## BEGIN INPUT

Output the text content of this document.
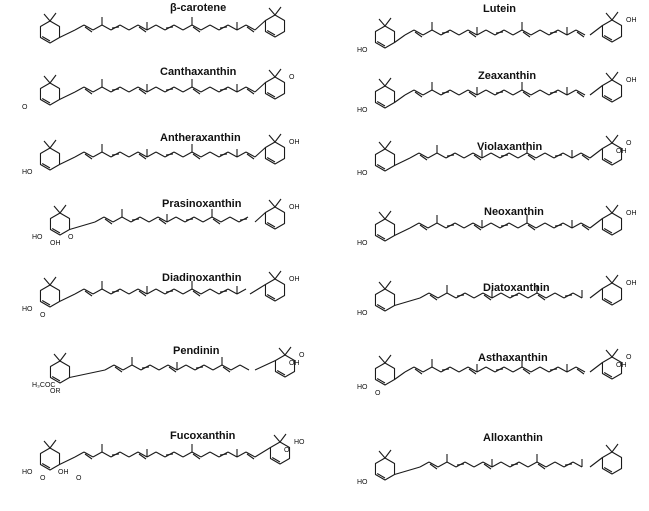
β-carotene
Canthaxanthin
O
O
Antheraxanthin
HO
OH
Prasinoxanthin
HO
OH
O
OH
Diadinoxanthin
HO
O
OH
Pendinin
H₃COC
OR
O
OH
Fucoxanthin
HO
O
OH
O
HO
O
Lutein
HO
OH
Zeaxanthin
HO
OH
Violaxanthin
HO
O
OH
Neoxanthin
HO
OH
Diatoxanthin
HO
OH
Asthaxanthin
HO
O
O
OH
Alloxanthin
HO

## END INPUT

## WHAT IS BEING ASKED:
From the material above, reproduce everything verbatim except the pictures.

## WRITTEN RESPONSE:
Output the text content of this document.
β-carotene
Canthaxanthin
O
O
Antheraxanthin
HO
OH
Prasinoxanthin
HO
OH
O
OH
Diadinoxanthin
HO
O
OH
Pendinin
H₃COC
OR
O
OH
Fucoxanthin
HO
O
OH
O
HO
O
Lutein
HO
OH
Zeaxanthin
HO
OH
Violaxanthin
HO
O
OH
Neoxanthin
HO
OH
Diatoxanthin
HO
OH
Asthaxanthin
HO
O
O
OH
Alloxanthin
HO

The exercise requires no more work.